— begin —
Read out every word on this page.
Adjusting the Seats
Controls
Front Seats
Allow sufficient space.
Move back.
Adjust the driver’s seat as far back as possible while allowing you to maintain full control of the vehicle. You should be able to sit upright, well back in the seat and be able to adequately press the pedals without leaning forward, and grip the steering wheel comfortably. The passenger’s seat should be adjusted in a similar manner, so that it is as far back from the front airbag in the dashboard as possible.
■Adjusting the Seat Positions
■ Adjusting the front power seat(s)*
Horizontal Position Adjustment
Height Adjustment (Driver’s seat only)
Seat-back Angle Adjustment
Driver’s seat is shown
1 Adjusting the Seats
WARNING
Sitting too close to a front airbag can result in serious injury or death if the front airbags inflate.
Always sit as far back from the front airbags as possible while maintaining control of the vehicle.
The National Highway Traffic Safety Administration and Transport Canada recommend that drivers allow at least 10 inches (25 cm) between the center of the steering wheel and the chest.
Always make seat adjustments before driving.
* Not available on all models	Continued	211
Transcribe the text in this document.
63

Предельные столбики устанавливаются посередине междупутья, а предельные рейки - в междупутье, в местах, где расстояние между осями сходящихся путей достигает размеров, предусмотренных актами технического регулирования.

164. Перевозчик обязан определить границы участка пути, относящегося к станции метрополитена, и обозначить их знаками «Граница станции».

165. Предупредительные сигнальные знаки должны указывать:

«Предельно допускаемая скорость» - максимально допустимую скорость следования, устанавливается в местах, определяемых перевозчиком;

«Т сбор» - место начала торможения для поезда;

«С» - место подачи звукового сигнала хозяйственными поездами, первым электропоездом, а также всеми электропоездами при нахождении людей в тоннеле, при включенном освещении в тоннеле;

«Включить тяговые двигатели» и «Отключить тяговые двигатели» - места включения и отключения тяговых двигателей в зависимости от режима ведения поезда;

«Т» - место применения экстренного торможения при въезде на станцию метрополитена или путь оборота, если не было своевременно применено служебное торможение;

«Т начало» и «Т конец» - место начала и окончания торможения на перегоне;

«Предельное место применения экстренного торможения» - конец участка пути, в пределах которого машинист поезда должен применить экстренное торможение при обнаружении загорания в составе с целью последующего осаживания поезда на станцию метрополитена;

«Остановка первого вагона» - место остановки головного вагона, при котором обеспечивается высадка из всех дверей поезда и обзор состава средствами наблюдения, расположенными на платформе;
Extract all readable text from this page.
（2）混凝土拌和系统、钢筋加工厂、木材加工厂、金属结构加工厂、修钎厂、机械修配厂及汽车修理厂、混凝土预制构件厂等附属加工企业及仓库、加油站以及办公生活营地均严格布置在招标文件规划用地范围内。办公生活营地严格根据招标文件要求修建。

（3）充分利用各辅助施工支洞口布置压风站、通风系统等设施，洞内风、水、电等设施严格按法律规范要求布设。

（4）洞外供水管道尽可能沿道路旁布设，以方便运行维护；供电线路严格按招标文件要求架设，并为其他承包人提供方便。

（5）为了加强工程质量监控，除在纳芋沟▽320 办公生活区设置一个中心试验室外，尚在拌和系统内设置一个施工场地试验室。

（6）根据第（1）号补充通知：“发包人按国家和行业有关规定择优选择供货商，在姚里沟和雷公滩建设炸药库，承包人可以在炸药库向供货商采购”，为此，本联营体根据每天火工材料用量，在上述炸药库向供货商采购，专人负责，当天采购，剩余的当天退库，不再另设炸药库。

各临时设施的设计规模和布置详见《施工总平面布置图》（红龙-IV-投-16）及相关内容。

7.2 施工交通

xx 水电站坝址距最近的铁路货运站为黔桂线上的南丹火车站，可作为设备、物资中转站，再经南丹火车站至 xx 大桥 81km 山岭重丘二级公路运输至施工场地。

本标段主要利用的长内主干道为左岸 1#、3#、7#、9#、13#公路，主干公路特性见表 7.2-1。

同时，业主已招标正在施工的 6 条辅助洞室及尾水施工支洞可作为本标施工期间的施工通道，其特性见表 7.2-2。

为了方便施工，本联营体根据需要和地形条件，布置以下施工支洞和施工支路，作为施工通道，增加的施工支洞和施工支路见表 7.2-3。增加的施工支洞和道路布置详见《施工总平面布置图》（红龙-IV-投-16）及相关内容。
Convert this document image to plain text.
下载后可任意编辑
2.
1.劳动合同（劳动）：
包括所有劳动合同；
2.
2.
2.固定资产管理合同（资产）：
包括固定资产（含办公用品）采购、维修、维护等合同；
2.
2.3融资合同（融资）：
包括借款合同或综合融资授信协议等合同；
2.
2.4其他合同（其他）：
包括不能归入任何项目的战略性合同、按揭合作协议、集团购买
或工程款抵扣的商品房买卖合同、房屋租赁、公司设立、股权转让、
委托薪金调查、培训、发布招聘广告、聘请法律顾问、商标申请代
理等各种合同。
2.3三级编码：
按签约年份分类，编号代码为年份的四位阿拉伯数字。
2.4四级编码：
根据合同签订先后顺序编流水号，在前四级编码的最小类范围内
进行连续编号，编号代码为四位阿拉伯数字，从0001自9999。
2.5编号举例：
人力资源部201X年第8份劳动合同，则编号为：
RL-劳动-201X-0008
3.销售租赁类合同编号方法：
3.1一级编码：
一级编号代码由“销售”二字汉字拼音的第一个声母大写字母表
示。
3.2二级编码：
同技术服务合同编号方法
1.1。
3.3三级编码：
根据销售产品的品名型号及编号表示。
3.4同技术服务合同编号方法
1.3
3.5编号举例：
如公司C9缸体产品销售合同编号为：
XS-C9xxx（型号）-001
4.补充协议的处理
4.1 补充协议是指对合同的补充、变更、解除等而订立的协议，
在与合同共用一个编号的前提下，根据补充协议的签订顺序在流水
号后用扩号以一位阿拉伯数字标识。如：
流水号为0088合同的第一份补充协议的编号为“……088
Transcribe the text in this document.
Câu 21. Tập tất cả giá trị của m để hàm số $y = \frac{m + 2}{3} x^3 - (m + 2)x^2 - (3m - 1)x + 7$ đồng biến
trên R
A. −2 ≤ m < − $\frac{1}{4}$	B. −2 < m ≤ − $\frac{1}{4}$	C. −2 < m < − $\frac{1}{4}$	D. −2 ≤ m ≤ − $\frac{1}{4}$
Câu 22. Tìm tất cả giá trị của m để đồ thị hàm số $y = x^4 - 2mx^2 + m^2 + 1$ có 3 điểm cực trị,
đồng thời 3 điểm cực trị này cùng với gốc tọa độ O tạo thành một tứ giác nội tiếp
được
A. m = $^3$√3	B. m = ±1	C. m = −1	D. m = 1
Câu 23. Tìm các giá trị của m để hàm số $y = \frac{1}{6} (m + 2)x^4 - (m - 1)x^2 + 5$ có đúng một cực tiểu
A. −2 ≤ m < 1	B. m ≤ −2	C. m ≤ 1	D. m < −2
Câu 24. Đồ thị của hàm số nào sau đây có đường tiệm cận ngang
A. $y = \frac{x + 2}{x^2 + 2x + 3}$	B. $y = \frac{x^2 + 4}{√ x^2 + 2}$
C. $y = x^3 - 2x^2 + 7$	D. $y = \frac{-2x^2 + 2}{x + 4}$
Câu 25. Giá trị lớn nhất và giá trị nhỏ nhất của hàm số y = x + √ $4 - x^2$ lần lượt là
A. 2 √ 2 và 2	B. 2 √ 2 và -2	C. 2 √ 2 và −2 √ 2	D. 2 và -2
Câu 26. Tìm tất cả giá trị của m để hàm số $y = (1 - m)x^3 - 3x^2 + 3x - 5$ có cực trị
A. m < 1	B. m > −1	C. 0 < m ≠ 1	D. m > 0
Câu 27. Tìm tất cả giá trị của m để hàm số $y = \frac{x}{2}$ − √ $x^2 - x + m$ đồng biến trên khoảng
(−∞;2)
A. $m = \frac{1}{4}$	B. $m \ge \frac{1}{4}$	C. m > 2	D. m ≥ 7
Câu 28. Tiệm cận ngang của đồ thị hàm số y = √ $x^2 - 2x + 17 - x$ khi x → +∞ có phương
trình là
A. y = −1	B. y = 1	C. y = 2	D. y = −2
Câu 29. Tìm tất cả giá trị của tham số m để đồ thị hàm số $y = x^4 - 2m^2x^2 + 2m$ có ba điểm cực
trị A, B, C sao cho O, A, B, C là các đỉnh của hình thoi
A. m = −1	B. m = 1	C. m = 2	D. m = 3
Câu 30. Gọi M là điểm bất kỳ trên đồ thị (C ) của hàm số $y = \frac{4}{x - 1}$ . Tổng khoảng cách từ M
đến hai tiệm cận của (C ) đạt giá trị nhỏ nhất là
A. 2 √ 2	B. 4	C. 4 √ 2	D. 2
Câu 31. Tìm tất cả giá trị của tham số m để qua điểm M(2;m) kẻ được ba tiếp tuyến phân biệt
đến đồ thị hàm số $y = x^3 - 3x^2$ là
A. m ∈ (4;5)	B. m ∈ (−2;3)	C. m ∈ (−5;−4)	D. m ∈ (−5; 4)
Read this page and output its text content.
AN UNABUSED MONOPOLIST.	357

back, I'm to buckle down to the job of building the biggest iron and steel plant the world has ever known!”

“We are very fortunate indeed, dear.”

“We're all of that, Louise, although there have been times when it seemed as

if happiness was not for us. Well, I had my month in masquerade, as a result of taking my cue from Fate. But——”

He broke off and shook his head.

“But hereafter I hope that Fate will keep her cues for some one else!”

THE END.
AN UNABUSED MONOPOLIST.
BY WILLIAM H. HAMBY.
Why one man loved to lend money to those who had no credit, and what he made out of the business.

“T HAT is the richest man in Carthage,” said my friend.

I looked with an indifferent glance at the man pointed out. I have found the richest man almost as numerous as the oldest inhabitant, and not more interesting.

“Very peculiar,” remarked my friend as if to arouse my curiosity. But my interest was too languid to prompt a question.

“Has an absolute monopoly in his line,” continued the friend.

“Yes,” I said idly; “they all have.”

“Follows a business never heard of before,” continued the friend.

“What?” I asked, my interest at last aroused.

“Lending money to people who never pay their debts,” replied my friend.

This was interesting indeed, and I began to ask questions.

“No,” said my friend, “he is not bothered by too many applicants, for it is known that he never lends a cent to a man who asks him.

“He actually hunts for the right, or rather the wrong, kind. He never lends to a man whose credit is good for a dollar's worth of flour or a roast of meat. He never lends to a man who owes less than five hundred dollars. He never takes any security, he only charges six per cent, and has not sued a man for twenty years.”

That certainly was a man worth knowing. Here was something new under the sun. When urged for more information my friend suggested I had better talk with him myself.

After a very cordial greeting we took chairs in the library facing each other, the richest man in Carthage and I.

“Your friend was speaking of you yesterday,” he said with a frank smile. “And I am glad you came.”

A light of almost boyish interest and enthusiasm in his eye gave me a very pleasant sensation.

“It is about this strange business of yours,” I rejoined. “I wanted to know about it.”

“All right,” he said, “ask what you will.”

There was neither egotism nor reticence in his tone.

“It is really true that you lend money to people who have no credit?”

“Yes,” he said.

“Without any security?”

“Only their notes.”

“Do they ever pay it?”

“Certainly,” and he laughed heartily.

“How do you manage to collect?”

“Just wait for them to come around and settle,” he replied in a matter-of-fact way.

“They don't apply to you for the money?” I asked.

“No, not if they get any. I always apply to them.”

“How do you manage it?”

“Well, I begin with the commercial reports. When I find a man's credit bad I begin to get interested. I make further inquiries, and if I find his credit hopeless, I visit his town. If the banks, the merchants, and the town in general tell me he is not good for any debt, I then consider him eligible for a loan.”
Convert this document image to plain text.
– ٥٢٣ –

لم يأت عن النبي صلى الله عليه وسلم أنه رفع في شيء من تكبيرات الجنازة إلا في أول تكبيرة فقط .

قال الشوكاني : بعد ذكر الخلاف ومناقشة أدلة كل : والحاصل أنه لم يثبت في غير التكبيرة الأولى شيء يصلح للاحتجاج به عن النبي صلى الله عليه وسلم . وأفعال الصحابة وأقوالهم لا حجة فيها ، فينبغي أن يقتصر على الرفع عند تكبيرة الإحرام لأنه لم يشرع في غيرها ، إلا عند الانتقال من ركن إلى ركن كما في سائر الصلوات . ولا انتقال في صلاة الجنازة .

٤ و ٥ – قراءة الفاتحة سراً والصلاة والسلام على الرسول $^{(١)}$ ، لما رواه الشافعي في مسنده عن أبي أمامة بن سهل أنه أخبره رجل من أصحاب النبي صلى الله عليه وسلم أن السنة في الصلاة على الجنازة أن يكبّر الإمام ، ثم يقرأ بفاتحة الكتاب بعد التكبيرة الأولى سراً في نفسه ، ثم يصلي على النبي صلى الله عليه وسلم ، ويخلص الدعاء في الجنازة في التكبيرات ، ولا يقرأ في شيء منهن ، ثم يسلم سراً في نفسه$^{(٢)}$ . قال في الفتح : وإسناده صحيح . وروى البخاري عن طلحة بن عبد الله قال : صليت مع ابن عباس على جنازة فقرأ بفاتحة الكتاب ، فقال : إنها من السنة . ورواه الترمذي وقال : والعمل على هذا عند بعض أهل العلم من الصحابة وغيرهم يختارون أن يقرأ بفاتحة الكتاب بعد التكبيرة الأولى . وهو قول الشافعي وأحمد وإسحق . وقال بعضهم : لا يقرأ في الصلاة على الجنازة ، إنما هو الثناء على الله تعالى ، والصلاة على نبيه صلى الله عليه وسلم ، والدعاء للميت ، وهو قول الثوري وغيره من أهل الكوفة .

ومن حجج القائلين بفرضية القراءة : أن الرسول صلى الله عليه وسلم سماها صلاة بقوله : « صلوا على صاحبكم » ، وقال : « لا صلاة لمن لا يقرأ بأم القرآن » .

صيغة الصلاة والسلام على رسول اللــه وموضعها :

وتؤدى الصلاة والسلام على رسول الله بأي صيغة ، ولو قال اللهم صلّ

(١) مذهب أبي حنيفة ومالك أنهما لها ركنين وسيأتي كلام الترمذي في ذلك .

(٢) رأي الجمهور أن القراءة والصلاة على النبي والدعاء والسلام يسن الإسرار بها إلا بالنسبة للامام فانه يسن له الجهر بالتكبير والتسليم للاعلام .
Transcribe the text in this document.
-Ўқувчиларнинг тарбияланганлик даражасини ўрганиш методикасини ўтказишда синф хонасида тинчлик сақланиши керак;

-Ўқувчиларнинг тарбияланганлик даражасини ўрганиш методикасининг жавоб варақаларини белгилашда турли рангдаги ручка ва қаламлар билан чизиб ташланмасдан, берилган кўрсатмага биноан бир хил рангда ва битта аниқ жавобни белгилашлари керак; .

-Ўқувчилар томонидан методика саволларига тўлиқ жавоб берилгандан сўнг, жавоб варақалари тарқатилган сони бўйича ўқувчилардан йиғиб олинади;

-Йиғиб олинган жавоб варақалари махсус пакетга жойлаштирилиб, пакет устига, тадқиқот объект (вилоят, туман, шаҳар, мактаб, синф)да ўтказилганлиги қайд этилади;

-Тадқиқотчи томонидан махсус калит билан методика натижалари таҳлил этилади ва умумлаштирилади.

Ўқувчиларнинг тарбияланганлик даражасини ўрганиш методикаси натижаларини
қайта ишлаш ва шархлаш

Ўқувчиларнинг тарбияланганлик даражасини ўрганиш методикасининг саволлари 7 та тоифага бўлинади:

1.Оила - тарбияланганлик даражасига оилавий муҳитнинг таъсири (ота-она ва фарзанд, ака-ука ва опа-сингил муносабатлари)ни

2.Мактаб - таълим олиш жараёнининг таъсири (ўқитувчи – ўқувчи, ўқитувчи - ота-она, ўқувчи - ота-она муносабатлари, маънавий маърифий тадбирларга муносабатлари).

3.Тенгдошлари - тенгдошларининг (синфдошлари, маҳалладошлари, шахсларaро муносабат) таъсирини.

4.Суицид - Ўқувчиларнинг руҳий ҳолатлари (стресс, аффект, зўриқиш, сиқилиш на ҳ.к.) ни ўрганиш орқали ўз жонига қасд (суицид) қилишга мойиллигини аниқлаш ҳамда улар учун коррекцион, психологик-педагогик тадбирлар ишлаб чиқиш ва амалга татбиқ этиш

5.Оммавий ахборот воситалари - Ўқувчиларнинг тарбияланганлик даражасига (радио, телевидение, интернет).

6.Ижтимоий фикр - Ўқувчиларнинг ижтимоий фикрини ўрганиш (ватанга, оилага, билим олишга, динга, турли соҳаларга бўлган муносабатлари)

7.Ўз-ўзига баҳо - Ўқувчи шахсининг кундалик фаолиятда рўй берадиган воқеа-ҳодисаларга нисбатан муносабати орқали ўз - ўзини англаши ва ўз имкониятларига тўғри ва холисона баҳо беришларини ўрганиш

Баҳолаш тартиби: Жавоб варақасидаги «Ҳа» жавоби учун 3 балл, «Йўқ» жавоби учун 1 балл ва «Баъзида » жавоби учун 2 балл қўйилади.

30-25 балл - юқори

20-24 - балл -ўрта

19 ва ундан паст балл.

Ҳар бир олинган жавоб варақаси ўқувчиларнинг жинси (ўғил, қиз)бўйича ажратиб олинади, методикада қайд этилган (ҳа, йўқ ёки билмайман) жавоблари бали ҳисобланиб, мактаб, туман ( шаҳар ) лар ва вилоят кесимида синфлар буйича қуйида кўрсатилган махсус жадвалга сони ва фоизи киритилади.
— end —
[PROBLEM]:
Where a line of the material above holds the string "from", copy that line.

[ANSWER TO THE EXERCISE]:
Adjust the driver’s seat as far back as possible while allowing you to maintain full control of the vehicle. You should be able to sit upright, well back in the seat and be able to adequately press the pedals without leaning forward, and grip the steering wheel comfortably. The passenger’s seat should be adjusted in a similar manner, so that it is as far back from the front airbag in the dashboard as possible.
Always sit as far back from the front airbags as possible while maintaining control of the vehicle.
Extract all readable text from this page.
if happiness was not for us. Well, I had my month in masquerade, as a result of taking my cue from Fate. But——”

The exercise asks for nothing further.